_WHAT YOU ARE ASKED TO DO:_ Pictures do not belong in the copy; transcribe everything else in the records exactly.

_SOURCE MATERIAL:_
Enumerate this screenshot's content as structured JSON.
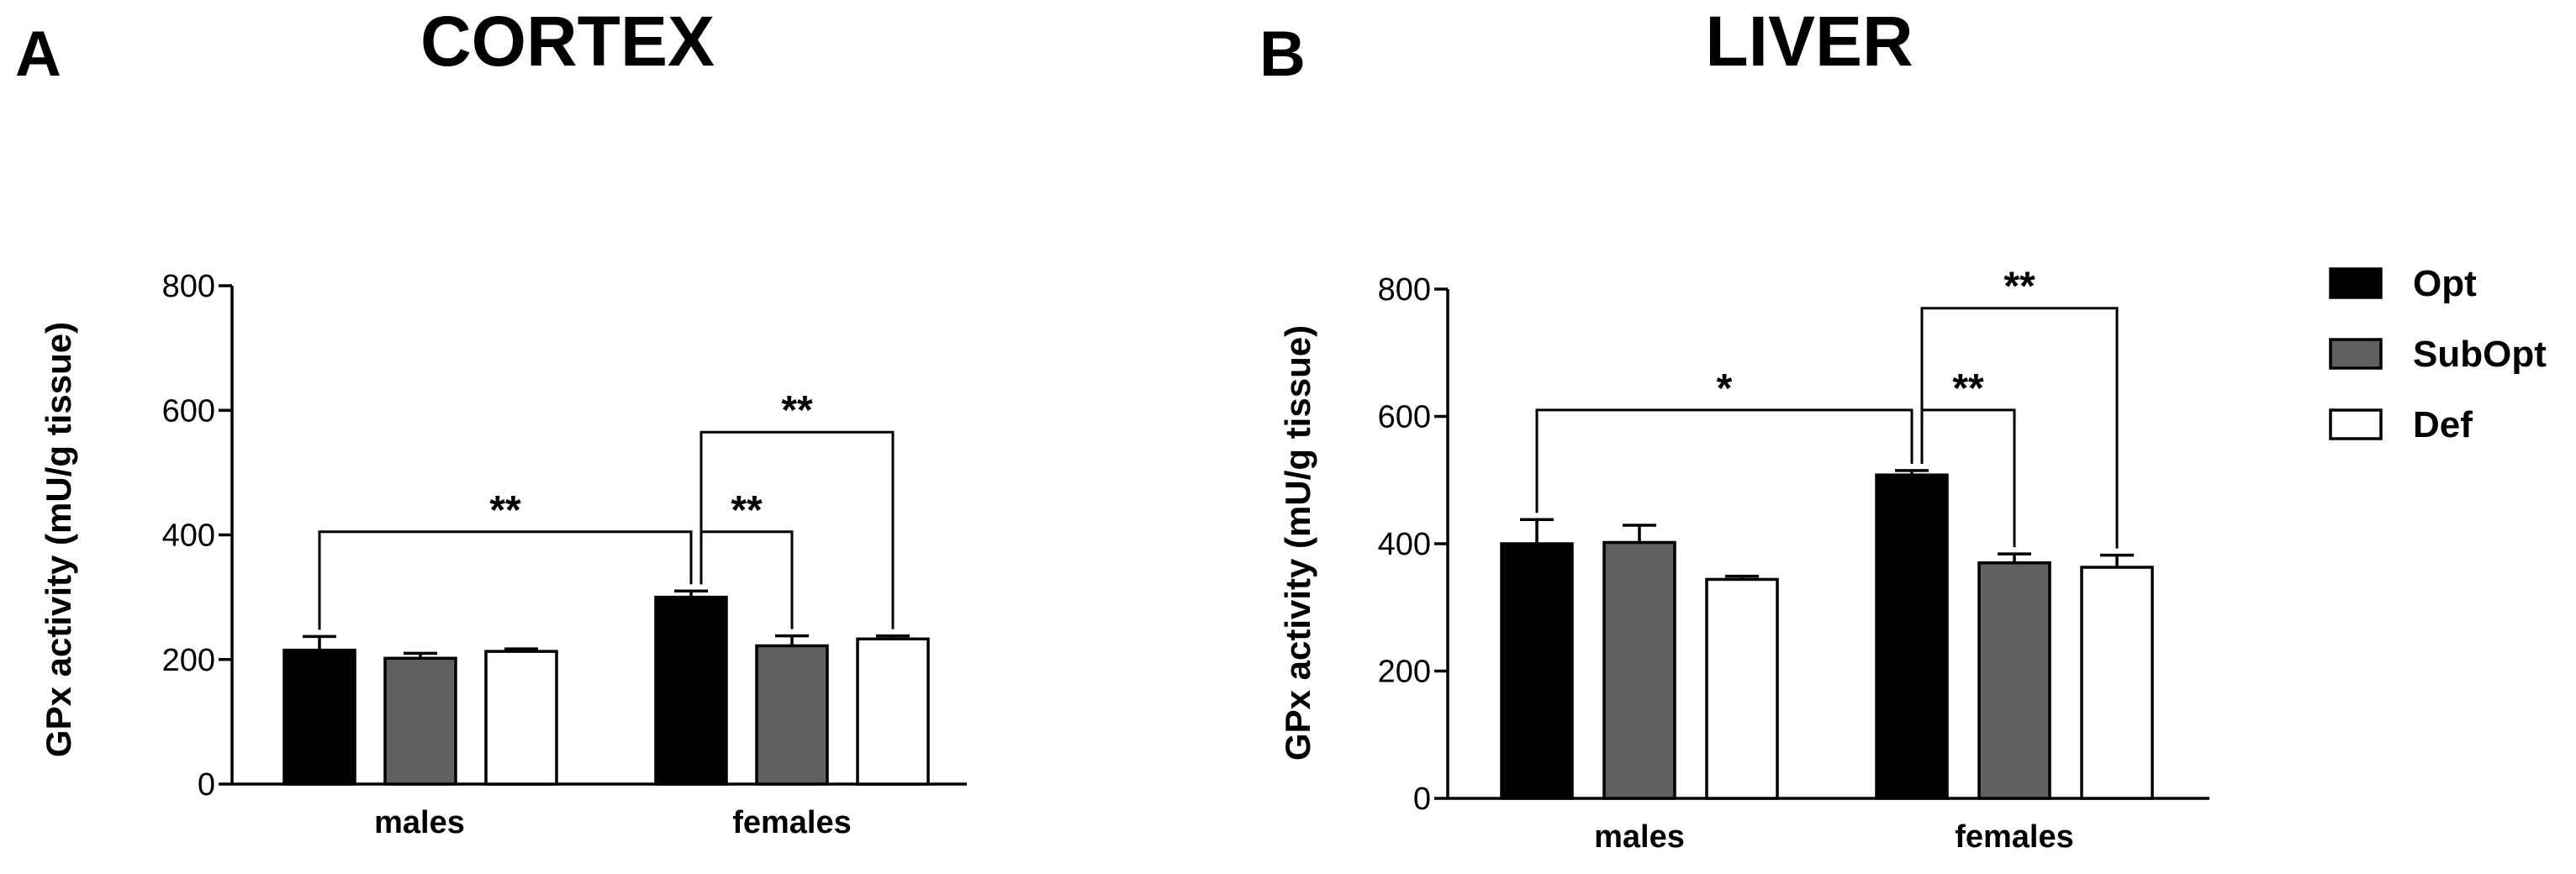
{
  "chart_data": [
    {
      "type": "bar",
      "panel_label": "A",
      "title": "CORTEX",
      "ylabel": "GPx activity (mU/g tissue)",
      "ylim": [
        0,
        800
      ],
      "yticks": [
        0,
        200,
        400,
        600,
        800
      ],
      "categories": [
        "males",
        "females"
      ],
      "series": [
        {
          "name": "Opt",
          "color": "#000000",
          "values": [
            215,
            300
          ],
          "errors": [
            22,
            10
          ]
        },
        {
          "name": "SubOpt",
          "color": "#606060",
          "values": [
            202,
            222
          ],
          "errors": [
            8,
            16
          ]
        },
        {
          "name": "Def",
          "color": "#ffffff",
          "values": [
            213,
            233
          ],
          "errors": [
            4,
            5
          ]
        }
      ],
      "significance": [
        {
          "from": [
            0,
            0
          ],
          "to": [
            1,
            0
          ],
          "label": "**",
          "y": 405
        },
        {
          "from": [
            1,
            0
          ],
          "to": [
            1,
            1
          ],
          "label": "**",
          "y": 405
        },
        {
          "from": [
            1,
            0
          ],
          "to": [
            1,
            2
          ],
          "label": "**",
          "y": 565
        }
      ]
    },
    {
      "type": "bar",
      "panel_label": "B",
      "title": "LIVER",
      "ylabel": "GPx activity (mU/g tissue)",
      "ylim": [
        0,
        800
      ],
      "yticks": [
        0,
        200,
        400,
        600,
        800
      ],
      "categories": [
        "males",
        "females"
      ],
      "series": [
        {
          "name": "Opt",
          "color": "#000000",
          "values": [
            400,
            508
          ],
          "errors": [
            38,
            7
          ]
        },
        {
          "name": "SubOpt",
          "color": "#606060",
          "values": [
            402,
            370
          ],
          "errors": [
            27,
            14
          ]
        },
        {
          "name": "Def",
          "color": "#ffffff",
          "values": [
            344,
            363
          ],
          "errors": [
            5,
            19
          ]
        }
      ],
      "significance": [
        {
          "from": [
            0,
            0
          ],
          "to": [
            1,
            0
          ],
          "label": "*",
          "y": 610
        },
        {
          "from": [
            1,
            0
          ],
          "to": [
            1,
            1
          ],
          "label": "**",
          "y": 610
        },
        {
          "from": [
            1,
            0
          ],
          "to": [
            1,
            2
          ],
          "label": "**",
          "y": 770
        }
      ]
    }
  ],
  "legend": [
    {
      "label": "Opt",
      "color": "#000000"
    },
    {
      "label": "SubOpt",
      "color": "#606060"
    },
    {
      "label": "Def",
      "color": "#ffffff"
    }
  ]
}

_COMPLETE OUTPUT:_
Enumerate this screenshot's content as structured JSON.
{
  "chart_data": [
    {
      "type": "bar",
      "panel_label": "A",
      "title": "CORTEX",
      "ylabel": "GPx activity (mU/g tissue)",
      "ylim": [
        0,
        800
      ],
      "yticks": [
        0,
        200,
        400,
        600,
        800
      ],
      "categories": [
        "males",
        "females"
      ],
      "series": [
        {
          "name": "Opt",
          "color": "#000000",
          "values": [
            215,
            300
          ],
          "errors": [
            22,
            10
          ]
        },
        {
          "name": "SubOpt",
          "color": "#606060",
          "values": [
            202,
            222
          ],
          "errors": [
            8,
            16
          ]
        },
        {
          "name": "Def",
          "color": "#ffffff",
          "values": [
            213,
            233
          ],
          "errors": [
            4,
            5
          ]
        }
      ],
      "significance": [
        {
          "from": [
            0,
            0
          ],
          "to": [
            1,
            0
          ],
          "label": "**",
          "y": 405
        },
        {
          "from": [
            1,
            0
          ],
          "to": [
            1,
            1
          ],
          "label": "**",
          "y": 405
        },
        {
          "from": [
            1,
            0
          ],
          "to": [
            1,
            2
          ],
          "label": "**",
          "y": 565
        }
      ]
    },
    {
      "type": "bar",
      "panel_label": "B",
      "title": "LIVER",
      "ylabel": "GPx activity (mU/g tissue)",
      "ylim": [
        0,
        800
      ],
      "yticks": [
        0,
        200,
        400,
        600,
        800
      ],
      "categories": [
        "males",
        "females"
      ],
      "series": [
        {
          "name": "Opt",
          "color": "#000000",
          "values": [
            400,
            508
          ],
          "errors": [
            38,
            7
          ]
        },
        {
          "name": "SubOpt",
          "color": "#606060",
          "values": [
            402,
            370
          ],
          "errors": [
            27,
            14
          ]
        },
        {
          "name": "Def",
          "color": "#ffffff",
          "values": [
            344,
            363
          ],
          "errors": [
            5,
            19
          ]
        }
      ],
      "significance": [
        {
          "from": [
            0,
            0
          ],
          "to": [
            1,
            0
          ],
          "label": "*",
          "y": 610
        },
        {
          "from": [
            1,
            0
          ],
          "to": [
            1,
            1
          ],
          "label": "**",
          "y": 610
        },
        {
          "from": [
            1,
            0
          ],
          "to": [
            1,
            2
          ],
          "label": "**",
          "y": 770
        }
      ]
    }
  ],
  "legend": [
    {
      "label": "Opt",
      "color": "#000000"
    },
    {
      "label": "SubOpt",
      "color": "#606060"
    },
    {
      "label": "Def",
      "color": "#ffffff"
    }
  ]
}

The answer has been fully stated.